[Goal] Copy each line where the word "Black" occurs.

[Records supplied]
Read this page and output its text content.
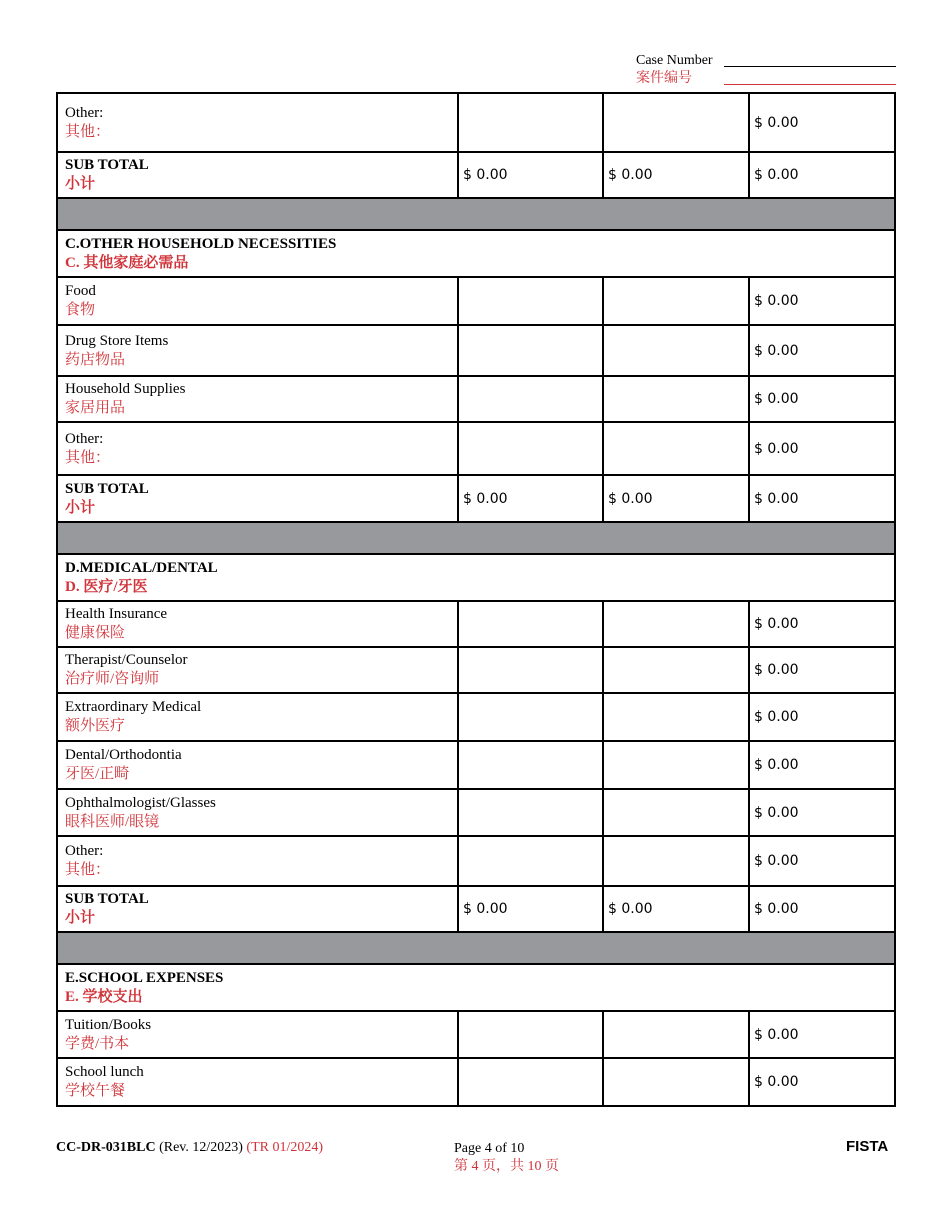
Case Number
案件编号
Other:
其他：			$ 0.00

SUB TOTAL
小计	$ 0.00	$ 0.00	$ 0.00

C.OTHER HOUSEHOLD NECESSITIES
C. 其他家庭必需品			

Food
食物			$ 0.00

Drug Store Items
药店物品			$ 0.00

Household Supplies
家居用品			$ 0.00

Other:
其他：			$ 0.00

SUB TOTAL
小计	$ 0.00	$ 0.00	$ 0.00

D.MEDICAL/DENTAL
D. 医疗/牙医			

Health Insurance
健康保险			$ 0.00

Therapist/Counselor
治疗师/咨询师			$ 0.00

Extraordinary Medical
额外医疗			$ 0.00

Dental/Orthodontia
牙医/正畸			$ 0.00

Ophthalmologist/Glasses
眼科医师/眼镜			$ 0.00

Other:
其他：			$ 0.00

SUB TOTAL
小计	$ 0.00	$ 0.00	$ 0.00

E.SCHOOL EXPENSES
E. 学校支出			

Tuition/Books
学费/书本			$ 0.00

School lunch
学校午餐			$ 0.00
CC-DR-031BLC (Rev. 12/2023) (TR 01/2024)	Page 4 of 10
第 4 页，共 10 页
FISTA
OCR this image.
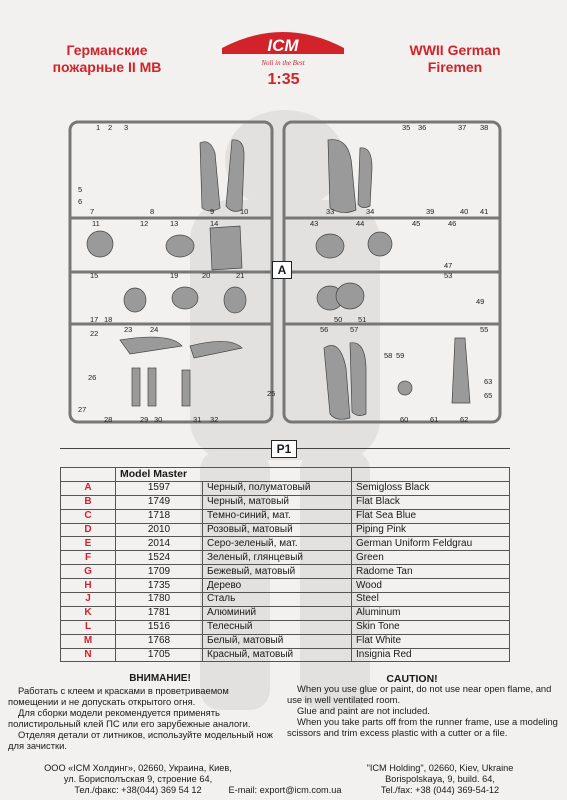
Германские
пожарные II MB
ICM
Noli in the Best
WWII German
Firemen
1:35
1 2 3
5
6
7	8	9	10
11	12	13	14
15
17 18
19	20	21
22	23 24
25
26
27
28	29 30	31 32
33	34
35 36	37 38
39	40 41
43	44	45	46
47
49
50 51
53
55
56	57
58 59
60	61	62
63
65
A
P1
	Model Master		
A	1597	Черный, полуматовый	Semigloss Black
B	1749	Черный, матовый	Flat Black
C	1718	Темно-синий, мат.	Flat Sea Blue
D	2010	Розовый, матовый	Piping Pink
E	2014	Серо-зеленый, мат.	German Uniform Feldgrau
F	1524	Зеленый, глянцевый	Green
G	1709	Бежевый, матовый	Radome Tan
H	1735	Дерево	Wood
J	1780	Сталь	Steel
K	1781	Алюминий	Aluminum
L	1516	Телесный	Skin Tone
M	1768	Белый, матовый	Flat White
N	1705	Красный, матовый	Insignia Red
ВНИМАНИЕ!
Работать с клеем и красками в проветриваемом помещении и не допускать открытого огня.
Для сборки модели рекомендуется применять полистирольный клей ПС или его зарубежные аналоги.
Отделяя детали от литников, используйте модельный нож для зачистки.
CAUTION!
When you use glue or paint, do not use near open flame, and use in well ventilated room.
Glue and paint are not included.
When you take parts off from the runner frame, use a modeling scissors and trim excess plastic with a cutter or a file.
ООО «ICM Холдинг», 02660, Украина, Киев,
ул. Борисполъская 9, строение 64,
Тел./факс: +38(044) 369 54 12
"ICM Holding", 02660, Kiev, Ukraine
Borispolskaya, 9, build. 64,
Tel./fax: +38 (044) 369-54-12
E-mail: export@icm.com.ua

[Reply to the task]
A	1597	Черный, полуматовый	Semigloss Black
B	1749	Черный, матовый	Flat Black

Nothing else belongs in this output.